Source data
**********
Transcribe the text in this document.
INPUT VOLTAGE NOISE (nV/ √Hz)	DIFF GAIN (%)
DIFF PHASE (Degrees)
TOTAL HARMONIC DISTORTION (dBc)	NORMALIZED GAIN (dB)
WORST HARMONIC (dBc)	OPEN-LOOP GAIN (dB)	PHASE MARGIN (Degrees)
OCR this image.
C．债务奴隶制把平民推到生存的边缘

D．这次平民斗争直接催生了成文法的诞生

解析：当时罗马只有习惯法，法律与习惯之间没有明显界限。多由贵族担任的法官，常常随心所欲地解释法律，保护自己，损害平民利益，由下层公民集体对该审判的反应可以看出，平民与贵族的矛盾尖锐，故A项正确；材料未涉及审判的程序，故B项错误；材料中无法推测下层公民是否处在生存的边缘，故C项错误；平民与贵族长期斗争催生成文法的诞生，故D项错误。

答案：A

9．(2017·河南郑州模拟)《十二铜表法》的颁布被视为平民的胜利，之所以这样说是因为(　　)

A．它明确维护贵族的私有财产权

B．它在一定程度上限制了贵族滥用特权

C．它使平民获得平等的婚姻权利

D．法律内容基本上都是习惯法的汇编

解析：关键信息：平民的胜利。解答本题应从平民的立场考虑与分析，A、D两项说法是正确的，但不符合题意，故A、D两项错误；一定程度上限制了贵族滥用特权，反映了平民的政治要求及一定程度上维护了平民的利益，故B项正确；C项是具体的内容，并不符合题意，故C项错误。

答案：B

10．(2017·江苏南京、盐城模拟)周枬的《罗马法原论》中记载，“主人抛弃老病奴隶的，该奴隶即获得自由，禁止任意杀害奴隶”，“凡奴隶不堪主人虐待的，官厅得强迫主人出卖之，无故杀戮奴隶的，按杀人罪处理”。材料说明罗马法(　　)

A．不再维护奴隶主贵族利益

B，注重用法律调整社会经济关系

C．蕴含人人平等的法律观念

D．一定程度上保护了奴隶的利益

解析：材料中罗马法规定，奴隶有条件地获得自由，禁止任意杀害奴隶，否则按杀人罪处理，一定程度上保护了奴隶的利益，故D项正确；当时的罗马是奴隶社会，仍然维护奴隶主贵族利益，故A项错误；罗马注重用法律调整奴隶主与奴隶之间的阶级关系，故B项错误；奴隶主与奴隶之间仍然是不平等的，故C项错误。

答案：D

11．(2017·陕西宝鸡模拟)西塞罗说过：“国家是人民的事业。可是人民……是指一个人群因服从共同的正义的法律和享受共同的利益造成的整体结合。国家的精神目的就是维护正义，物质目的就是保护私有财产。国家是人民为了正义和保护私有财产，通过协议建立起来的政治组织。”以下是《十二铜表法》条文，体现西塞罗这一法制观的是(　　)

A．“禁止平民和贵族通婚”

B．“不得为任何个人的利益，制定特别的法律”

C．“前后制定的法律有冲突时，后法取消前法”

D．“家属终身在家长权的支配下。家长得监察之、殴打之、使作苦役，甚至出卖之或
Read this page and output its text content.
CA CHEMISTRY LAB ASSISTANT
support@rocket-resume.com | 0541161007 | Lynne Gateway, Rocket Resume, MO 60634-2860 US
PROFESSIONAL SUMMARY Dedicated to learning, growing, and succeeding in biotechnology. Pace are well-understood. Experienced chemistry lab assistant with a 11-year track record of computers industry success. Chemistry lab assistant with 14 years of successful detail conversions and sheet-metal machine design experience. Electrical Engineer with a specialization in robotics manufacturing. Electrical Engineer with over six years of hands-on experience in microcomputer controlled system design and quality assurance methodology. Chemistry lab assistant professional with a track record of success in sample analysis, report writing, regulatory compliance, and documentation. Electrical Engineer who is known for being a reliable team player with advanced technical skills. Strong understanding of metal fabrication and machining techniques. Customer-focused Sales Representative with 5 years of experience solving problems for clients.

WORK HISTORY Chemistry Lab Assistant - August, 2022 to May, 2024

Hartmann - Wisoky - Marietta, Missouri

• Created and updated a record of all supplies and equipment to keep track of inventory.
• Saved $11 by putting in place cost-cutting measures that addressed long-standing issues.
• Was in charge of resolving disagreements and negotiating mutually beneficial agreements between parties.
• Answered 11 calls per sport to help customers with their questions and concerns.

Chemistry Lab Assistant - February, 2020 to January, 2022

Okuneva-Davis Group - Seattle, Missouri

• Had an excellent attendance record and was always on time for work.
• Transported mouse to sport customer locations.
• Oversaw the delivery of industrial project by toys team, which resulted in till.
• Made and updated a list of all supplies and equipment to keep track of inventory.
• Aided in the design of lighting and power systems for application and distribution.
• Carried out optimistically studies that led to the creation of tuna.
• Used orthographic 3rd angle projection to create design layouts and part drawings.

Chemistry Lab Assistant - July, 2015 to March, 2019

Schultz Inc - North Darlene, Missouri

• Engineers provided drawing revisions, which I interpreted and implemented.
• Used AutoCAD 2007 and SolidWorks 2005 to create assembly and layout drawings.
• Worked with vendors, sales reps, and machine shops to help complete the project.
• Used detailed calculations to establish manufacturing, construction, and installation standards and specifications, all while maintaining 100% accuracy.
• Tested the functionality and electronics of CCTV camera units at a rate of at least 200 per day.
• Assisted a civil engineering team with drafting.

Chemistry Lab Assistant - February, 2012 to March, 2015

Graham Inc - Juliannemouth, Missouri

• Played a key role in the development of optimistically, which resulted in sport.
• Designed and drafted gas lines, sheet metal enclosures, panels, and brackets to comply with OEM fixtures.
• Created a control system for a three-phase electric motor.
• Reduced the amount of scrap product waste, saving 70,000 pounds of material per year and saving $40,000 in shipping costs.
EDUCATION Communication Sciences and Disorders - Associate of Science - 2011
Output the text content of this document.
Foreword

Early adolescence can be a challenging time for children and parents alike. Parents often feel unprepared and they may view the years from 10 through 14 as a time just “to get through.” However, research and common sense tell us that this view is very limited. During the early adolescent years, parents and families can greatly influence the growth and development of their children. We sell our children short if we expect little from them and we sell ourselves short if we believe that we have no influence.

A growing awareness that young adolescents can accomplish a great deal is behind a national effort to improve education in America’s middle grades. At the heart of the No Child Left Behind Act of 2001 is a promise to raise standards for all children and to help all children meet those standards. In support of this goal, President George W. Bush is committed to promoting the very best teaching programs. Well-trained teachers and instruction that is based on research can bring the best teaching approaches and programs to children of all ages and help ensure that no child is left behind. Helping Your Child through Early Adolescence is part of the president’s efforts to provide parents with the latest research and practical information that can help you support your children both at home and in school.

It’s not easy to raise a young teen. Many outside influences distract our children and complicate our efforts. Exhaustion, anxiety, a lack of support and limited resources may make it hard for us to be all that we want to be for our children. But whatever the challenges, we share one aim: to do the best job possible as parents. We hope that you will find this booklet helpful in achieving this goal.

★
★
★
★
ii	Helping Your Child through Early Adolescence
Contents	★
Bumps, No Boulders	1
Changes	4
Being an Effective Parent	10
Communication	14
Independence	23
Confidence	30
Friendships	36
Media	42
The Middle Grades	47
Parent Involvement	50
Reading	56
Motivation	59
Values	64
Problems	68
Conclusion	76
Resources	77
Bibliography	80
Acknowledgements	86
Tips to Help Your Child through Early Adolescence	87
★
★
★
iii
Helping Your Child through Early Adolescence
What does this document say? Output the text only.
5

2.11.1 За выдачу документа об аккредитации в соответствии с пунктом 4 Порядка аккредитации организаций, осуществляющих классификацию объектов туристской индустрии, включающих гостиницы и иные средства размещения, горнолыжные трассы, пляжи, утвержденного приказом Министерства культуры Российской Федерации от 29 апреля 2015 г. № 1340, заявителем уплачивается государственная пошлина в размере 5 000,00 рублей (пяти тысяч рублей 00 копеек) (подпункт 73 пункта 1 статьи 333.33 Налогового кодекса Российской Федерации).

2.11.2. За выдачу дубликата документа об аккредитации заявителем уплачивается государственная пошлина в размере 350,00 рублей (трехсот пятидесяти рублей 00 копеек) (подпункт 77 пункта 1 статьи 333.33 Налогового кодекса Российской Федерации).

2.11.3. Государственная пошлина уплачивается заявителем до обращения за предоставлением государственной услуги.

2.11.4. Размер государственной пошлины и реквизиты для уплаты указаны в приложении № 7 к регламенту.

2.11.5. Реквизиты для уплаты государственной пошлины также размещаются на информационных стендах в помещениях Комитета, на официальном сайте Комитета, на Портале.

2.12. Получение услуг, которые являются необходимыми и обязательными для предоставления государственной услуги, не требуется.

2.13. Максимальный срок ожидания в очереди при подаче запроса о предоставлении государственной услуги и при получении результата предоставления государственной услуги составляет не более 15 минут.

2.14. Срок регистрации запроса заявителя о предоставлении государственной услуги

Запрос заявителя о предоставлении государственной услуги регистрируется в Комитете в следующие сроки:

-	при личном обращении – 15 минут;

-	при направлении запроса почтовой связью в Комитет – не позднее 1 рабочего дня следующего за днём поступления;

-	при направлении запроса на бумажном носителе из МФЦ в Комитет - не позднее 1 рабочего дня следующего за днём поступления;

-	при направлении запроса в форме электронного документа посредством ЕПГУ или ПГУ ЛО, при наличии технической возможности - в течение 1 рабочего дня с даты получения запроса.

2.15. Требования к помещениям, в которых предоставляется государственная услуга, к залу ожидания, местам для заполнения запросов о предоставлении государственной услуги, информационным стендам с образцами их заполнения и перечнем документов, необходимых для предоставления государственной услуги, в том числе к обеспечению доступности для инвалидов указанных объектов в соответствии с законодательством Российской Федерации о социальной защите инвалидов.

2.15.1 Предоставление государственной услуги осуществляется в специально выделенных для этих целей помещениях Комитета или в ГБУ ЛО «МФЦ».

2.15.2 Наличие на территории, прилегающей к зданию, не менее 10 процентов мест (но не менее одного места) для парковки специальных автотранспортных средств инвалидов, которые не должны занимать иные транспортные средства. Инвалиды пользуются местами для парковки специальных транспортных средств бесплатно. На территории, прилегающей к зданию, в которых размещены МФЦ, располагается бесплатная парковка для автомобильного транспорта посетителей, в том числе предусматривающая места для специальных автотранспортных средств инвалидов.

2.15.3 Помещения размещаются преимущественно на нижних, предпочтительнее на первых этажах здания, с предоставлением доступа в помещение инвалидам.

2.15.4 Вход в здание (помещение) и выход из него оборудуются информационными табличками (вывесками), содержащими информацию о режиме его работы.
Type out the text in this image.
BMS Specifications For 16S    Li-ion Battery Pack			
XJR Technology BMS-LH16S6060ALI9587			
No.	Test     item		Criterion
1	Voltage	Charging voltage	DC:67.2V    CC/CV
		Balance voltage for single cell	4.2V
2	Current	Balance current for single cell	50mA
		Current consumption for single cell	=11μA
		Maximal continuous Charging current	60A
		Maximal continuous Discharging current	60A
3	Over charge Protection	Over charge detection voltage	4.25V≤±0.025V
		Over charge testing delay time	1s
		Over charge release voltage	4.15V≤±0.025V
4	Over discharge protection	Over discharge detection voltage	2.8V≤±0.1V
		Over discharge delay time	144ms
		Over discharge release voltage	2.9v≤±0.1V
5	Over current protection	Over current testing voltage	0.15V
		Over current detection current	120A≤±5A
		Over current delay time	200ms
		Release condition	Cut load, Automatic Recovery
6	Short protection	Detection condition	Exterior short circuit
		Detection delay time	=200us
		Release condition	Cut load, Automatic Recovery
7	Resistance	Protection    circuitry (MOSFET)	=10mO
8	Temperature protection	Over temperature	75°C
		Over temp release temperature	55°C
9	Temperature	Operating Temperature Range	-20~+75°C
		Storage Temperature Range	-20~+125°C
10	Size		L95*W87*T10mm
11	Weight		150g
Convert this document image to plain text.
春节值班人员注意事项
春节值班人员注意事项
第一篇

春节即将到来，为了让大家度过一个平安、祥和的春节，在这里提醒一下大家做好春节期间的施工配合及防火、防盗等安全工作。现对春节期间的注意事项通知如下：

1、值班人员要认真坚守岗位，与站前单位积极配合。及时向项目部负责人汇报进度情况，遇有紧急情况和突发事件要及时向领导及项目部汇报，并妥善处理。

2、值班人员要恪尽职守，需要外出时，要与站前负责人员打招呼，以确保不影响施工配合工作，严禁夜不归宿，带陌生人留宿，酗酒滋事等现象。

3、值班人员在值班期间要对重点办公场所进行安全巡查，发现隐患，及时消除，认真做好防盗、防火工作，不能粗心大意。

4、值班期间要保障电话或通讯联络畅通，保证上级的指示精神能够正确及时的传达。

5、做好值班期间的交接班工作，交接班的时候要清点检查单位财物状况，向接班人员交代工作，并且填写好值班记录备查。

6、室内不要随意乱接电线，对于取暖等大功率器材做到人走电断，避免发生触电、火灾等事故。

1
**********
### Stated exercise
Everything from the line containing "Type out the text in this image." through the last line of the records must be given again exactly; leave out all other lines.

### Output for this exercise
Type out the text in this image.
BMS Specifications For 16S    Li-ion Battery Pack			
XJR Technology BMS-LH16S6060ALI9587			
No.	Test     item		Criterion
1	Voltage	Charging voltage	DC:67.2V    CC/CV
		Balance voltage for single cell	4.2V
2	Current	Balance current for single cell	50mA
		Current consumption for single cell	=11μA
		Maximal continuous Charging current	60A
		Maximal continuous Discharging current	60A
3	Over charge Protection	Over charge detection voltage	4.25V≤±0.025V
		Over charge testing delay time	1s
		Over charge release voltage	4.15V≤±0.025V
4	Over discharge protection	Over discharge detection voltage	2.8V≤±0.1V
		Over discharge delay time	144ms
		Over discharge release voltage	2.9v≤±0.1V
5	Over current protection	Over current testing voltage	0.15V
		Over current detection current	120A≤±5A
		Over current delay time	200ms
		Release condition	Cut load, Automatic Recovery
6	Short protection	Detection condition	Exterior short circuit
		Detection delay time	=200us
		Release condition	Cut load, Automatic Recovery
7	Resistance	Protection    circuitry (MOSFET)	=10mO
8	Temperature protection	Over temperature	75°C
		Over temp release temperature	55°C
9	Temperature	Operating Temperature Range	-20~+75°C
		Storage Temperature Range	-20~+125°C
10	Size		L95*W87*T10mm
11	Weight		150g
Convert this document image to plain text.
春节值班人员注意事项
春节值班人员注意事项
第一篇

春节即将到来，为了让大家度过一个平安、祥和的春节，在这里提醒一下大家做好春节期间的施工配合及防火、防盗等安全工作。现对春节期间的注意事项通知如下：

1、值班人员要认真坚守岗位，与站前单位积极配合。及时向项目部负责人汇报进度情况，遇有紧急情况和突发事件要及时向领导及项目部汇报，并妥善处理。

2、值班人员要恪尽职守，需要外出时，要与站前负责人员打招呼，以确保不影响施工配合工作，严禁夜不归宿，带陌生人留宿，酗酒滋事等现象。

3、值班人员在值班期间要对重点办公场所进行安全巡查，发现隐患，及时消除，认真做好防盗、防火工作，不能粗心大意。

4、值班期间要保障电话或通讯联络畅通，保证上级的指示精神能够正确及时的传达。

5、做好值班期间的交接班工作，交接班的时候要清点检查单位财物状况，向接班人员交代工作，并且填写好值班记录备查。

6、室内不要随意乱接电线，对于取暖等大功率器材做到人走电断，避免发生触电、火灾等事故。

1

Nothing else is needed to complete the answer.